■ **Goal**:
Search the material below for the word "JSON". Copy every line that has it.

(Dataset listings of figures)

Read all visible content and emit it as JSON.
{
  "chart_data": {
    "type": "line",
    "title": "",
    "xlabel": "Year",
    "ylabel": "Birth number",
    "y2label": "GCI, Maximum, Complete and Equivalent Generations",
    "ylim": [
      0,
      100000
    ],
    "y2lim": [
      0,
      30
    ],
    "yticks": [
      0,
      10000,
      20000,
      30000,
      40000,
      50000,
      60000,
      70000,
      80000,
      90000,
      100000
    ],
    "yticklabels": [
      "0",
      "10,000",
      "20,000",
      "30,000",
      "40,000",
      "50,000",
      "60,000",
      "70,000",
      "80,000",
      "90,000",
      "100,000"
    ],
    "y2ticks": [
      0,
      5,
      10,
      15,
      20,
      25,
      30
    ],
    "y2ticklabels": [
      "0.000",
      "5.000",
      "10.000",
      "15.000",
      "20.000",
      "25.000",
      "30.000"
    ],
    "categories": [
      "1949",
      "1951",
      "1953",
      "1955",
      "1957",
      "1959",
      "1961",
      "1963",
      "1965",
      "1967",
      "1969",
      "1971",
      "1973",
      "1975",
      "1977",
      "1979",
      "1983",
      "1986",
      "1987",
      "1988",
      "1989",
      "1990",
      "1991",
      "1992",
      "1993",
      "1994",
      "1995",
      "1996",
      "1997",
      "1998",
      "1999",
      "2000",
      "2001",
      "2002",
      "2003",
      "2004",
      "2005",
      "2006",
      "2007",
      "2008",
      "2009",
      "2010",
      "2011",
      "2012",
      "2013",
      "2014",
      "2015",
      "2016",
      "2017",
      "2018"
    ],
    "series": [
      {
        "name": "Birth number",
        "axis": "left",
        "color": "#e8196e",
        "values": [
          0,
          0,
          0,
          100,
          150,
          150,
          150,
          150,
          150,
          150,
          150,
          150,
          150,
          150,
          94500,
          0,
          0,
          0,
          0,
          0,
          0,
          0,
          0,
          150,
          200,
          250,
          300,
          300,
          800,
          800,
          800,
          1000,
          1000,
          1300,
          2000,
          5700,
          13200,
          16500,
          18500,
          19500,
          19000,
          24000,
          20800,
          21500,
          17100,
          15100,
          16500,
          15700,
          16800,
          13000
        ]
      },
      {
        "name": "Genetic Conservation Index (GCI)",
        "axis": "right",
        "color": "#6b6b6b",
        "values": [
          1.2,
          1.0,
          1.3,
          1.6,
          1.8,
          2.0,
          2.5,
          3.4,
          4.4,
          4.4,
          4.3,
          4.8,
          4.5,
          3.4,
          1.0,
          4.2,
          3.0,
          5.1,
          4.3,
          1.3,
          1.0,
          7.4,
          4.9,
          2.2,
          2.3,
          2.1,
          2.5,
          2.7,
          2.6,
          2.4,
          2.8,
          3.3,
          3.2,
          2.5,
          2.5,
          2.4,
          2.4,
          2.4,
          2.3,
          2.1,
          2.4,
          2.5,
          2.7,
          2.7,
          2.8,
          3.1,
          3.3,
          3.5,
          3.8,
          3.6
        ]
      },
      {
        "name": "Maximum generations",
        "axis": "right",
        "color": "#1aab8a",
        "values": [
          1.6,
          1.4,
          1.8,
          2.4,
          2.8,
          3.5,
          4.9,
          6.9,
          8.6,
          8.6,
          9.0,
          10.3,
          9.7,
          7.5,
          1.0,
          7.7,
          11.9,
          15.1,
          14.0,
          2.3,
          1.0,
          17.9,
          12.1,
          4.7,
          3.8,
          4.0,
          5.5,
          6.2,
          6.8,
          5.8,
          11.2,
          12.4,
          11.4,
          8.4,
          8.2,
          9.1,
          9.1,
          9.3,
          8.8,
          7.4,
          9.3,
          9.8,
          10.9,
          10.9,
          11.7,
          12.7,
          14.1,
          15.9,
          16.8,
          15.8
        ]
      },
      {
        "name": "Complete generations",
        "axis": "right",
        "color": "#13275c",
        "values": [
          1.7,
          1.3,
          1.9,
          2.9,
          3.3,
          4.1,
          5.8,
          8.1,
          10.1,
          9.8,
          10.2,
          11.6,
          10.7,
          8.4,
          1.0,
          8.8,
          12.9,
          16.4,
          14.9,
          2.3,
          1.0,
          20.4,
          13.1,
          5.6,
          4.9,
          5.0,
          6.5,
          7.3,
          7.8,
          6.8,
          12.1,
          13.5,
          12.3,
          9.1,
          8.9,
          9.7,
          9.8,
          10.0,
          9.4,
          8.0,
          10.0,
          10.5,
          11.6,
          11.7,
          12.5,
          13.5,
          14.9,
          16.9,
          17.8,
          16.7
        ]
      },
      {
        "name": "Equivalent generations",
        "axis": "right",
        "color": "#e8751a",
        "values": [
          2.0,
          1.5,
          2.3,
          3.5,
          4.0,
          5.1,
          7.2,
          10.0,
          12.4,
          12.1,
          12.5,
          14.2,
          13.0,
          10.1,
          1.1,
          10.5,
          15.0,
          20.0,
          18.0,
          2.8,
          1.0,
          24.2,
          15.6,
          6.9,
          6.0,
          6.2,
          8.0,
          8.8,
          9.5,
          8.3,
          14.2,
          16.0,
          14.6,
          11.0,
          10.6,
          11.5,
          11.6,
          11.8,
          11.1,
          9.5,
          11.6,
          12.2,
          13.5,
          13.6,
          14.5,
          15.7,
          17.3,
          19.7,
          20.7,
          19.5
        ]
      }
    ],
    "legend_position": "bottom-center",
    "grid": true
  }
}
==
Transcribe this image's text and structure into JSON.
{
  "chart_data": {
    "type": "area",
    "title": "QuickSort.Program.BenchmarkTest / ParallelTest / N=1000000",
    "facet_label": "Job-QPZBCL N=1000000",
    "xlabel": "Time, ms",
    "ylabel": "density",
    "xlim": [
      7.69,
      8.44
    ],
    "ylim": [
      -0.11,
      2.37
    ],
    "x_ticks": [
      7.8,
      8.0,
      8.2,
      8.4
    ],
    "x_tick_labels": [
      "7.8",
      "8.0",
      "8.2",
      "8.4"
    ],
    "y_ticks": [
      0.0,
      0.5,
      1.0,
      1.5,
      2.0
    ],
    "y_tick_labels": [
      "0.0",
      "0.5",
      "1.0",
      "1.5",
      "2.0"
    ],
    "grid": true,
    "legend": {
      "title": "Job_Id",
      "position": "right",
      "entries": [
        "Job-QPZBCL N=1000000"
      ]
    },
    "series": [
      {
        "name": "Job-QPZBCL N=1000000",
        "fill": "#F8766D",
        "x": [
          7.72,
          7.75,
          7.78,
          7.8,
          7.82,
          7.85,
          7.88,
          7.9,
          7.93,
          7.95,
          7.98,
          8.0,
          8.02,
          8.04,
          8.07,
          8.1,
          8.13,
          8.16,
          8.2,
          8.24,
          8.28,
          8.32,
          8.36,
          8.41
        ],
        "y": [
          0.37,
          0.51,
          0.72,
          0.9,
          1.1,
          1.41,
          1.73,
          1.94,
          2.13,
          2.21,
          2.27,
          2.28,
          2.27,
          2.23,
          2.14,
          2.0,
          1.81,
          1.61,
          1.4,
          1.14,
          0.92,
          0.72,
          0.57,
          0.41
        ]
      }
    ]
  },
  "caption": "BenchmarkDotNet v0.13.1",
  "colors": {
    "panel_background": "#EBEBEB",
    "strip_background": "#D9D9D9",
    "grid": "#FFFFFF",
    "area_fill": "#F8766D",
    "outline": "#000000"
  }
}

■ **Response below**:
Read all visible content and emit it as JSON.
Transcribe this image's text and structure into JSON.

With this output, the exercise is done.